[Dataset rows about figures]
━━━━━━━━━━━━━━━━━━━━━━━━━━━━━━

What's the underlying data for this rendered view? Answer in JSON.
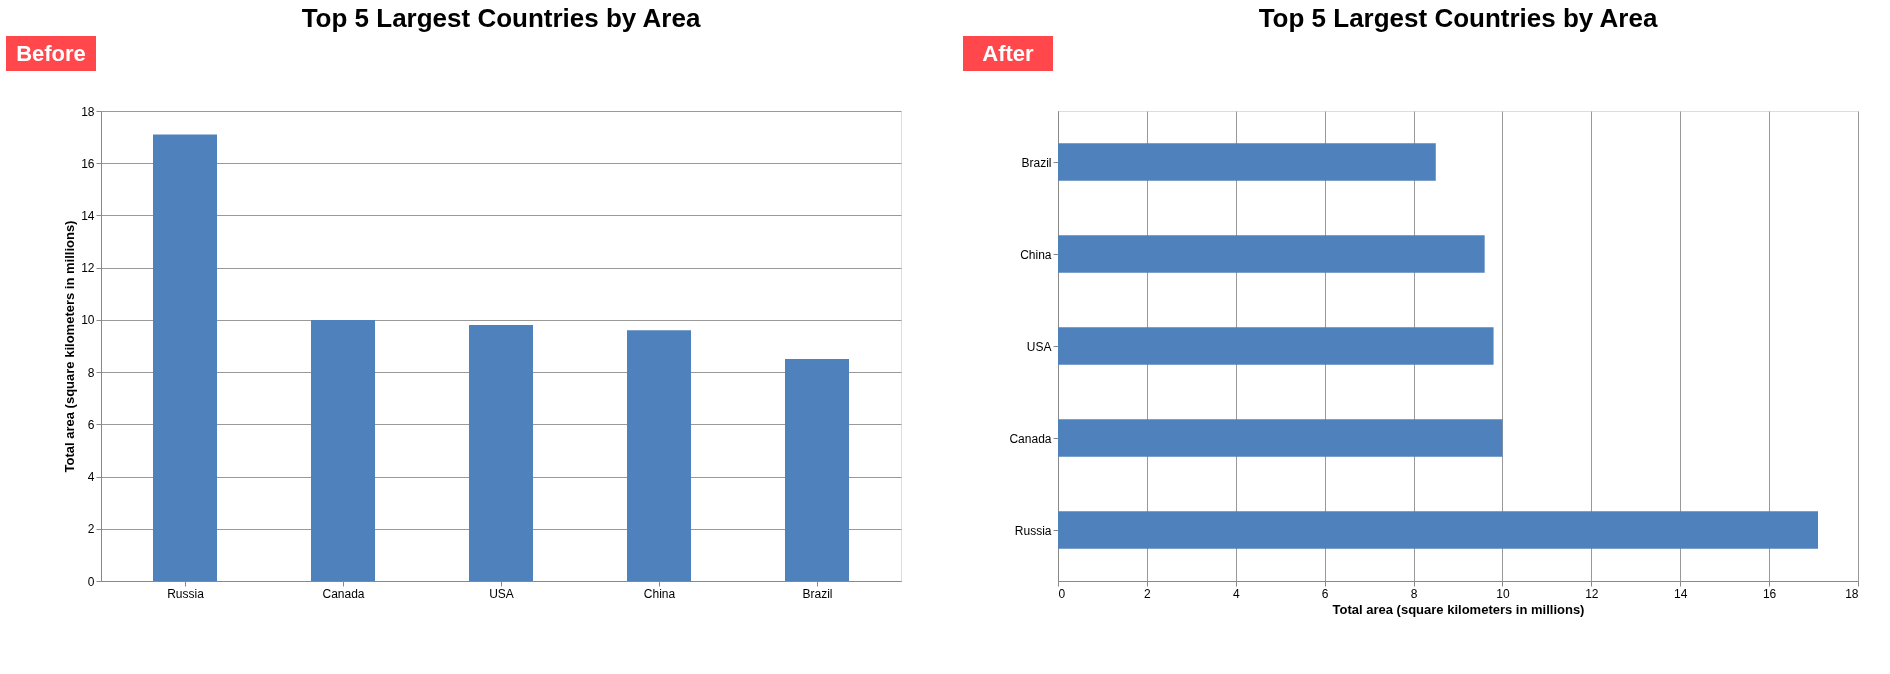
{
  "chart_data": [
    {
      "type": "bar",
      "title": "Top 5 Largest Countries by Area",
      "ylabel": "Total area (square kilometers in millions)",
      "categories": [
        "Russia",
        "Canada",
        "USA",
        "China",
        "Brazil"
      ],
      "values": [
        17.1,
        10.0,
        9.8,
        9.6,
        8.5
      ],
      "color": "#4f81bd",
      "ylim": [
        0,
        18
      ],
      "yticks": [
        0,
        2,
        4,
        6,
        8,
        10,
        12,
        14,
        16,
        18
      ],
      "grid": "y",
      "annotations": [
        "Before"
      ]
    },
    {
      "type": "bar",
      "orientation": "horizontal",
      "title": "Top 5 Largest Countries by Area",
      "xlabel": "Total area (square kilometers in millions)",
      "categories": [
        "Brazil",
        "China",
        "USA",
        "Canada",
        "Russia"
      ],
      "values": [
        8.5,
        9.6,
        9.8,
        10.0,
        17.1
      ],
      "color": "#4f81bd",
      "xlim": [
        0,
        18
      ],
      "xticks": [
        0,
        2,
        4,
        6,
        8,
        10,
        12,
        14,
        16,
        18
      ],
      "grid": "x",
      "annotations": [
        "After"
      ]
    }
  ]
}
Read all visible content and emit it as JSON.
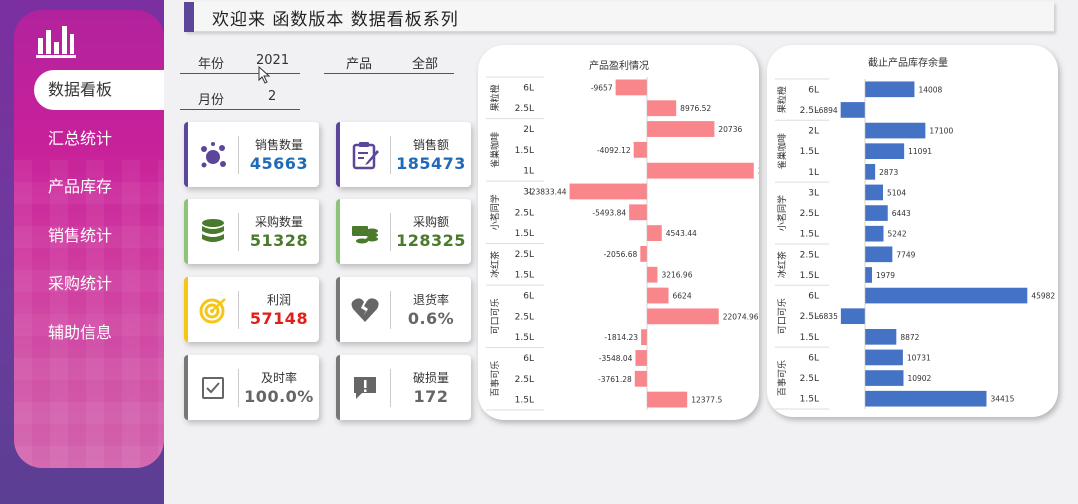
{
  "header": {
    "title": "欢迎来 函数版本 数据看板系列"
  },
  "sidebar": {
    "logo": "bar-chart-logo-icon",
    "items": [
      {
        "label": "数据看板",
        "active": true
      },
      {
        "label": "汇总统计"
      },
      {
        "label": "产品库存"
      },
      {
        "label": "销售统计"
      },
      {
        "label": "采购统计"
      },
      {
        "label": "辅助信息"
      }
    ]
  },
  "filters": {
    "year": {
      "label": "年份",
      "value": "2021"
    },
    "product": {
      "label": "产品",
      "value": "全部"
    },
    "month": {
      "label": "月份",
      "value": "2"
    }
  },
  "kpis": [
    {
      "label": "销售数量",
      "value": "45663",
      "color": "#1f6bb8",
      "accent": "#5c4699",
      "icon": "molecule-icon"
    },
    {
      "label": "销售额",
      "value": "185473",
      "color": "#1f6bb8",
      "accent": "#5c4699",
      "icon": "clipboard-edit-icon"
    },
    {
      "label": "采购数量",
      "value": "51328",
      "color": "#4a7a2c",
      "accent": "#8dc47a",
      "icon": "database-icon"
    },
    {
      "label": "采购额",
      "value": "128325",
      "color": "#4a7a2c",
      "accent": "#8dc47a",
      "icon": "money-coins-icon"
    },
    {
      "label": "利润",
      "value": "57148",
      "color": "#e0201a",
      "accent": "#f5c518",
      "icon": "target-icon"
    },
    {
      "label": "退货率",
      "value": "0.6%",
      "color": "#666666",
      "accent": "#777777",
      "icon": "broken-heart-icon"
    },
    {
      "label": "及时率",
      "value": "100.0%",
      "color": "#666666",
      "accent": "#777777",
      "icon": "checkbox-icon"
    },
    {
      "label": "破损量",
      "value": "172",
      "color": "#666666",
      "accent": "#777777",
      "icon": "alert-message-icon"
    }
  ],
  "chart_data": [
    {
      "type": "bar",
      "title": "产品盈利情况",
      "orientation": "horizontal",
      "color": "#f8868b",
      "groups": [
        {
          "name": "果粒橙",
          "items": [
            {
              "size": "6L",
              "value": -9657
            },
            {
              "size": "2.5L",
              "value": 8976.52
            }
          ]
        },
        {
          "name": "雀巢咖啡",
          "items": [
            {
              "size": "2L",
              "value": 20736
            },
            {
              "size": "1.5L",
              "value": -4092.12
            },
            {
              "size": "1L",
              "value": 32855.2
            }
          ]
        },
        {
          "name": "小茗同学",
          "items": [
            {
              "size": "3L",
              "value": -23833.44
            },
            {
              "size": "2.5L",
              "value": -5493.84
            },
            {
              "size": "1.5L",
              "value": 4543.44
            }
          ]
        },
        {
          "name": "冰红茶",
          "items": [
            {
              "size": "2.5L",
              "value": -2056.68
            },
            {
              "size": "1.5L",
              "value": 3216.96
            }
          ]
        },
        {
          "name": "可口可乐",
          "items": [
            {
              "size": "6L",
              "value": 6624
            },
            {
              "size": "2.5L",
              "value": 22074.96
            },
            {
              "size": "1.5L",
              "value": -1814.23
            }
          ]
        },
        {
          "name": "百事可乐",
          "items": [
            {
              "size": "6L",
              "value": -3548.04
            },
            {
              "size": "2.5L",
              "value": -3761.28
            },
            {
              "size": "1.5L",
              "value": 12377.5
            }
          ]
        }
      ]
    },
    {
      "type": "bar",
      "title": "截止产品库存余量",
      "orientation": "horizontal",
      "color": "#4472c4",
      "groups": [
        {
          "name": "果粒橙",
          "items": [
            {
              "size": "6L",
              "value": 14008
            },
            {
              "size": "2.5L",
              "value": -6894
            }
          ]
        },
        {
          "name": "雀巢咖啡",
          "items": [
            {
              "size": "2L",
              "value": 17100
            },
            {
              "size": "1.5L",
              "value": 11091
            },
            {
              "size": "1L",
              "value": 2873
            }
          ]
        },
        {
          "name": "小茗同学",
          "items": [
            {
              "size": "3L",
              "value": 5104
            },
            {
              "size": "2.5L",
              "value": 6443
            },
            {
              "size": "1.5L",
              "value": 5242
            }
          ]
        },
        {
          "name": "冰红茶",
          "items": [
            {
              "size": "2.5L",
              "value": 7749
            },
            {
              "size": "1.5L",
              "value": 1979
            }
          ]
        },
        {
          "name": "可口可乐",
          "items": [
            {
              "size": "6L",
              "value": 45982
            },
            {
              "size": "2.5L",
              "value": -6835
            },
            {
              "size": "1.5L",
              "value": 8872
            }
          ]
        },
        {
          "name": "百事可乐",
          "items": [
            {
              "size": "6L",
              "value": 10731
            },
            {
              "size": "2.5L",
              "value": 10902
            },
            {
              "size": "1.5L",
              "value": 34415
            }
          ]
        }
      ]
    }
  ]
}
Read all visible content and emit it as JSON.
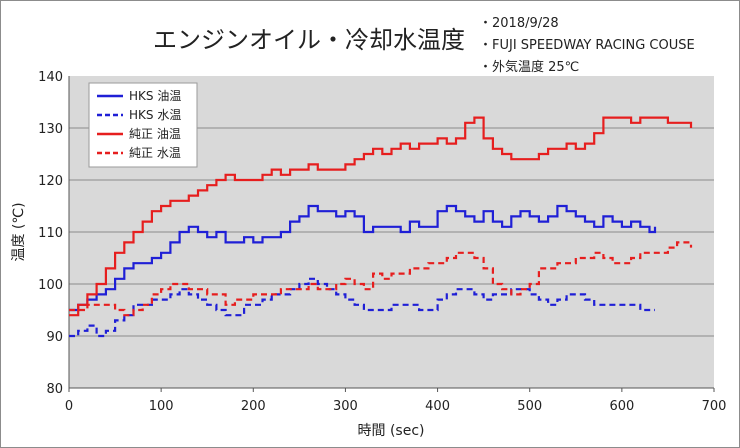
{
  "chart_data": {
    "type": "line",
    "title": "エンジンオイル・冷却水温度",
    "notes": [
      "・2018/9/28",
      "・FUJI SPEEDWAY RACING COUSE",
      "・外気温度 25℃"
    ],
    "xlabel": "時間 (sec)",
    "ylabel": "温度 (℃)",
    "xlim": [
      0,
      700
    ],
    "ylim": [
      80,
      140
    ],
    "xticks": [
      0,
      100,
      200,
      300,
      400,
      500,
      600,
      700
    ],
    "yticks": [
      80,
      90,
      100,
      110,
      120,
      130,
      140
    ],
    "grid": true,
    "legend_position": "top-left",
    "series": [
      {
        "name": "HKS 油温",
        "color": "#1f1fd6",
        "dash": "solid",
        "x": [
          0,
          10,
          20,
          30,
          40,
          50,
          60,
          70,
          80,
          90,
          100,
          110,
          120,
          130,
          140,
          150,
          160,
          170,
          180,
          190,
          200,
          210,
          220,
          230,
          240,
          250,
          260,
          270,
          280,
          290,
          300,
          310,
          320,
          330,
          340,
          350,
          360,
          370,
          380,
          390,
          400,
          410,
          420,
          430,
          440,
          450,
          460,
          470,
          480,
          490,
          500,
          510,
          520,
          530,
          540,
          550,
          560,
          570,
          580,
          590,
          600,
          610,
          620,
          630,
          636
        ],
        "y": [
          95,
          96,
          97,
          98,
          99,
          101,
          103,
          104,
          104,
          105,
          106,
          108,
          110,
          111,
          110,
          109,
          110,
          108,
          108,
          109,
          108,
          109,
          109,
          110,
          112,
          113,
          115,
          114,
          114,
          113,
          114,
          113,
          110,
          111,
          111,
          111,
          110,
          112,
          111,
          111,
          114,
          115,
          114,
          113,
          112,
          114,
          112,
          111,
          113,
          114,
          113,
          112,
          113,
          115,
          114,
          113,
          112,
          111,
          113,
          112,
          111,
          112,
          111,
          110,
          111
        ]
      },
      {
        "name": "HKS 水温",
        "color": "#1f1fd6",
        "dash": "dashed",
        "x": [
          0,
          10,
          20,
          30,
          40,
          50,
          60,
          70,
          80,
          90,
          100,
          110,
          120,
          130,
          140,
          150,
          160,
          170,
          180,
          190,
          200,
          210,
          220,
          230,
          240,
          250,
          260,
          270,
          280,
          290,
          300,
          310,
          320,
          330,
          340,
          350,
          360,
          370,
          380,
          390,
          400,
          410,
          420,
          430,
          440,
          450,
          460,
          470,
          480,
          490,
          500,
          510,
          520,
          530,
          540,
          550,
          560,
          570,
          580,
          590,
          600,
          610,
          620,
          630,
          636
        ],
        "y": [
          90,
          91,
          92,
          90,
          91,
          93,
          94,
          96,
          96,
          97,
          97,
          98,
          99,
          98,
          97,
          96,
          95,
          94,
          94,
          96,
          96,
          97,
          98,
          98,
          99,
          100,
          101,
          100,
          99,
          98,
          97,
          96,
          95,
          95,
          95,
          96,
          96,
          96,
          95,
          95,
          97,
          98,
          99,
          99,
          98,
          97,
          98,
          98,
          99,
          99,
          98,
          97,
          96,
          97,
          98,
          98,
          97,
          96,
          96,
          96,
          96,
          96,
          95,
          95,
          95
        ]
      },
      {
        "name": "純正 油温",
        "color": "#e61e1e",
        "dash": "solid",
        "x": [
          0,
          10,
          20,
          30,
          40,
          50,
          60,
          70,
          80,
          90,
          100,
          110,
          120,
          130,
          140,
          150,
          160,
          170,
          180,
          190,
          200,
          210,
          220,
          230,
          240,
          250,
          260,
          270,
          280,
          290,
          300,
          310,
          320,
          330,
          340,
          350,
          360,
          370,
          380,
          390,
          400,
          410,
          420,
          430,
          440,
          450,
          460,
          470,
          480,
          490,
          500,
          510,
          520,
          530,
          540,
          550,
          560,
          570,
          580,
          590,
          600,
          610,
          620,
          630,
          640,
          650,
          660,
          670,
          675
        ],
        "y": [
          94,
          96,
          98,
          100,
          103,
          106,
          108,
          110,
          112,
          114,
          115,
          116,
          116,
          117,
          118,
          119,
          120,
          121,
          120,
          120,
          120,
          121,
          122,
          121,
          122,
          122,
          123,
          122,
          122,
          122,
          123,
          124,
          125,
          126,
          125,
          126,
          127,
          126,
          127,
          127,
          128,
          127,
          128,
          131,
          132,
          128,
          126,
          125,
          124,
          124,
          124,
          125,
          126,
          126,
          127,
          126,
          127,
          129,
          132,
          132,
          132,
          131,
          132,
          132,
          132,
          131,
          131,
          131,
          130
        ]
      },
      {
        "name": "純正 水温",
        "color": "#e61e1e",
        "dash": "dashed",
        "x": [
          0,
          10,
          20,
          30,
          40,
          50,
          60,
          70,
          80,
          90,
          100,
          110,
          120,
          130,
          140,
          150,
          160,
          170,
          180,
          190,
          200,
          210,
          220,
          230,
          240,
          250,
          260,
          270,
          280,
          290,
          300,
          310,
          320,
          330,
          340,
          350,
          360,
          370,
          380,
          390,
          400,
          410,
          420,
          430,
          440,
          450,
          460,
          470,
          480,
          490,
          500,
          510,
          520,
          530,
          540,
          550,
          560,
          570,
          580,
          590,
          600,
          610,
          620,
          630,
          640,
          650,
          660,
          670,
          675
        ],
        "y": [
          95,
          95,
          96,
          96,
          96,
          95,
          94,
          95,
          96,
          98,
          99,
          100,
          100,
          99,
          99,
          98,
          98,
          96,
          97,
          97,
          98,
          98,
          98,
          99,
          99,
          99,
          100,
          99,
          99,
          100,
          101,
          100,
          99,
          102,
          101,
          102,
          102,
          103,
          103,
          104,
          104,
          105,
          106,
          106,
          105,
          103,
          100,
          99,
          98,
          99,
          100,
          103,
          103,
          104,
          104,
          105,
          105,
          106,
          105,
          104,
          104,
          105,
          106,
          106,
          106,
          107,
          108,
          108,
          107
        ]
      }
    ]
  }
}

━━━━━━━━━━━━━━━━━━━━━━━━━━━━━━

* _THE EXERCISE_: Show all lines in the entries above where the word "icon" appears.

* _SOLVED EXERCISE_:
    "logo": "bar-chart-logo-icon",
      "icon": "molecule-icon"
      "icon": "clipboard-edit-icon"
      "icon": "database-icon"
      "icon": "money-coins-icon"
      "icon": "target-icon"
      "icon": "broken-heart-icon"
      "icon": "checkbox-icon"
      "icon": "alert-message-icon"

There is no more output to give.